### SET TASK
In the entries that follow, how many lines contain "Organisatorische"? Answer with the number only.

Dataset entries:
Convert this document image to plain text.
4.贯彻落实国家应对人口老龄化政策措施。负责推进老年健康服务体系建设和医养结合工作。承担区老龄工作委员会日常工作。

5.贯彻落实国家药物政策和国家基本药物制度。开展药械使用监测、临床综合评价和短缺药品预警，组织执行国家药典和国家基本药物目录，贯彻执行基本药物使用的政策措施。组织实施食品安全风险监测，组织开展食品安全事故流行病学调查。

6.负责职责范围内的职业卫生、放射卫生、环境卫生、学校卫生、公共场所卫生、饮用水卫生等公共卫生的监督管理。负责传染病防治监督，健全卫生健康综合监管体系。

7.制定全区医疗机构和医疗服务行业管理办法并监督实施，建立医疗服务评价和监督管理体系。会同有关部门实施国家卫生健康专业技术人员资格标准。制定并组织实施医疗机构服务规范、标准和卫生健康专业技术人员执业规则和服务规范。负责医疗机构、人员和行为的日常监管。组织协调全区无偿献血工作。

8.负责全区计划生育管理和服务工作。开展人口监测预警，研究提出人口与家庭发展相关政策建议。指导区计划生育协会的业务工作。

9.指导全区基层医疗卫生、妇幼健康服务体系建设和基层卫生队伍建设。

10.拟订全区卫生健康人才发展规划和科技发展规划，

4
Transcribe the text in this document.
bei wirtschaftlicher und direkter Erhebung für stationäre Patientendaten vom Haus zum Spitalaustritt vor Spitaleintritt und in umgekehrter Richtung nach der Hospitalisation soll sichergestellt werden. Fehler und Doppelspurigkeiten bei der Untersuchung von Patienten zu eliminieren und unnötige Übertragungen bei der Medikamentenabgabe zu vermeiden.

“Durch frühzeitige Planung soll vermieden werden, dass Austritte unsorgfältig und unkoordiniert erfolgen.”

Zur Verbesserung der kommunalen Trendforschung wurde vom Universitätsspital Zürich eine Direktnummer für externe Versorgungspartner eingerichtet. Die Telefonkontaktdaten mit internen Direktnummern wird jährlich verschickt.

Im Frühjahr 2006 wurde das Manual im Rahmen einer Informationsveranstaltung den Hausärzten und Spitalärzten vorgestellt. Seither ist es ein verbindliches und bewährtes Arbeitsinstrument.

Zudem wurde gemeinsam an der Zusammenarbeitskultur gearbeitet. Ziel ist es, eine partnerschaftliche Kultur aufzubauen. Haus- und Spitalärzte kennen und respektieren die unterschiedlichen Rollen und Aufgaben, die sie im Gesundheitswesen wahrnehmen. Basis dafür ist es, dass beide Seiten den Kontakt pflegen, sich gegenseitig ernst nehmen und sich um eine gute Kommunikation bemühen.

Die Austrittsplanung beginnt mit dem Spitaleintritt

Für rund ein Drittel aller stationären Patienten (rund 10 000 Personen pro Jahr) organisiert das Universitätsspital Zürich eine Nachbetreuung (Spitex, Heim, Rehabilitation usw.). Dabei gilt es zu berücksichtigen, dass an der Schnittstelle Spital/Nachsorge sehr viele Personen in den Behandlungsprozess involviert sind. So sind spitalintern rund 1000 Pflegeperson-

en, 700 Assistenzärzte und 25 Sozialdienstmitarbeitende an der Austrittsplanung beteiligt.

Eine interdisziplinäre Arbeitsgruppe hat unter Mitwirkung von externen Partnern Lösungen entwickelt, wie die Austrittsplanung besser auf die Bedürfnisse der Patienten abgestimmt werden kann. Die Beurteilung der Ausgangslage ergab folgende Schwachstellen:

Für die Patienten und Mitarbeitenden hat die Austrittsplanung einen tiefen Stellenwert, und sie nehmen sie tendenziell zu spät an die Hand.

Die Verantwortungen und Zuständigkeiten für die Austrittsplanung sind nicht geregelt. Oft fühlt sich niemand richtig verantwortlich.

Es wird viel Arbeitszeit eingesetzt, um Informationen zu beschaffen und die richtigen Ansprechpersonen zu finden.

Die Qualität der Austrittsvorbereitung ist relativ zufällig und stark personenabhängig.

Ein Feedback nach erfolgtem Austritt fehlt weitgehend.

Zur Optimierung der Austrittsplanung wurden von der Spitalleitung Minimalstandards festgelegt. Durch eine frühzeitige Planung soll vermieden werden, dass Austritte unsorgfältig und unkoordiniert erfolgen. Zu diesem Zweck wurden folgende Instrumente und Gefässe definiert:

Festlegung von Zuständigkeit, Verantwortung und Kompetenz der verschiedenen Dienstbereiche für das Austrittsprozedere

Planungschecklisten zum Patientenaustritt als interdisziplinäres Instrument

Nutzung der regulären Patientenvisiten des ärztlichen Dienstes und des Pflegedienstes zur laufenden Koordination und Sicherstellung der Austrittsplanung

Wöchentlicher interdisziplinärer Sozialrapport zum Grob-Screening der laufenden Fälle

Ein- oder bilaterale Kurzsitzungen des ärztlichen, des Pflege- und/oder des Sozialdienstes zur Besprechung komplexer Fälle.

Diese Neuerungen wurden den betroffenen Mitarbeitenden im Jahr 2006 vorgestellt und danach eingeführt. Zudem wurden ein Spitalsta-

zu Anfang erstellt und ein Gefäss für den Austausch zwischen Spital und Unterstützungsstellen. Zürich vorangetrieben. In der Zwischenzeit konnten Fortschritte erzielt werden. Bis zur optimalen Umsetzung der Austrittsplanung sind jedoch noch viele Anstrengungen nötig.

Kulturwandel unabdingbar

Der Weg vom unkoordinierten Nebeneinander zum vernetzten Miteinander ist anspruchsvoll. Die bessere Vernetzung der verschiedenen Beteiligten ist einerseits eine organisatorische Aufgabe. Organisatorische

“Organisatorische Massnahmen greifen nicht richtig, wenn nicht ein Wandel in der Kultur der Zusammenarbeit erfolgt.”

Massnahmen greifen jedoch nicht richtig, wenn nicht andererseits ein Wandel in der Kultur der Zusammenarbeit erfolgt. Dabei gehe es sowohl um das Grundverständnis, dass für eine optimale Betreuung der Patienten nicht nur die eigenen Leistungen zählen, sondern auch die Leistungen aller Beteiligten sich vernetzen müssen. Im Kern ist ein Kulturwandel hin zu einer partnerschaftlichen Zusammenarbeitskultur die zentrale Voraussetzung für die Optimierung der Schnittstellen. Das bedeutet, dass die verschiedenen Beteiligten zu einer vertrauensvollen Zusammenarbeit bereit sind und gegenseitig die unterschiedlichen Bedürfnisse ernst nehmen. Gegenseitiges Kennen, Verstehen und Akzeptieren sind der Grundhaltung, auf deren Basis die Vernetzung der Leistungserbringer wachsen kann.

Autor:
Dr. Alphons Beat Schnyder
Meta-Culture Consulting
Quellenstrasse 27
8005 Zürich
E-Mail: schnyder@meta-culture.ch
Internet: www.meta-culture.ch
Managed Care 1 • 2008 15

### EXERCISE RESPONSE
2